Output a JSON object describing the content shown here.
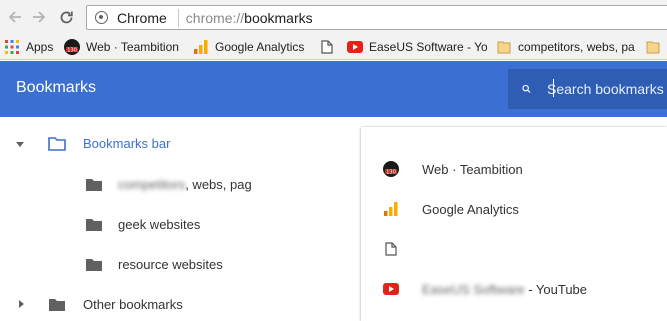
{
  "omnibox": {
    "origin_label": "Chrome",
    "url_scheme": "chrome://",
    "url_path": "bookmarks"
  },
  "bookmarks_bar": [
    {
      "label": "Apps",
      "icon": "apps-grid-icon"
    },
    {
      "label": "Web · Teambition",
      "icon": "teambition-icon"
    },
    {
      "label": "Google Analytics",
      "icon": "google-analytics-icon"
    },
    {
      "label": "",
      "icon": "page-icon"
    },
    {
      "label": "EaseUS Software - Yo",
      "icon": "youtube-icon"
    },
    {
      "label": "competitors, webs, pa",
      "icon": "folder-icon"
    },
    {
      "label": "",
      "icon": "folder-icon"
    }
  ],
  "header": {
    "title": "Bookmarks",
    "search_placeholder": "Search bookmarks"
  },
  "sidebar": {
    "root": {
      "label": "Bookmarks bar"
    },
    "children": [
      {
        "label_blurred": "competitors",
        "label_tail": ", webs, pag"
      },
      {
        "label": "geek websites"
      },
      {
        "label": "resource websites"
      }
    ],
    "other": {
      "label": "Other bookmarks"
    }
  },
  "list": [
    {
      "label": "Web · Teambition",
      "icon": "teambition-icon"
    },
    {
      "label": "Google Analytics",
      "icon": "google-analytics-icon"
    },
    {
      "label": "",
      "icon": "page-icon"
    },
    {
      "label_blurred": "EaseUS Software",
      "label_tail": " - YouTube",
      "icon": "youtube-icon"
    }
  ],
  "colors": {
    "header": "#3b6fd1",
    "search_bg": "#2f5db4",
    "accent": "#3b6fd1",
    "folder": "#616161",
    "youtube": "#e62117",
    "analytics": "#f9ab00"
  }
}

* * * *

◆ **Stated goal**
Print all of the entries word for word. Omit the pictures they contain.

◆ **Response to the task**
Output a JSON object describing the content shown here.
{
  "omnibox": {
    "origin_label": "Chrome",
    "url_scheme": "chrome://",
    "url_path": "bookmarks"
  },
  "bookmarks_bar": [
    {
      "label": "Apps",
      "icon": "apps-grid-icon"
    },
    {
      "label": "Web · Teambition",
      "icon": "teambition-icon"
    },
    {
      "label": "Google Analytics",
      "icon": "google-analytics-icon"
    },
    {
      "label": "",
      "icon": "page-icon"
    },
    {
      "label": "EaseUS Software - Yo",
      "icon": "youtube-icon"
    },
    {
      "label": "competitors, webs, pa",
      "icon": "folder-icon"
    },
    {
      "label": "",
      "icon": "folder-icon"
    }
  ],
  "header": {
    "title": "Bookmarks",
    "search_placeholder": "Search bookmarks"
  },
  "sidebar": {
    "root": {
      "label": "Bookmarks bar"
    },
    "children": [
      {
        "label_blurred": "competitors",
        "label_tail": ", webs, pag"
      },
      {
        "label": "geek websites"
      },
      {
        "label": "resource websites"
      }
    ],
    "other": {
      "label": "Other bookmarks"
    }
  },
  "list": [
    {
      "label": "Web · Teambition",
      "icon": "teambition-icon"
    },
    {
      "label": "Google Analytics",
      "icon": "google-analytics-icon"
    },
    {
      "label": "",
      "icon": "page-icon"
    },
    {
      "label_blurred": "EaseUS Software",
      "label_tail": " - YouTube",
      "icon": "youtube-icon"
    }
  ],
  "colors": {
    "header": "#3b6fd1",
    "search_bg": "#2f5db4",
    "accent": "#3b6fd1",
    "folder": "#616161",
    "youtube": "#e62117",
    "analytics": "#f9ab00"
  }
}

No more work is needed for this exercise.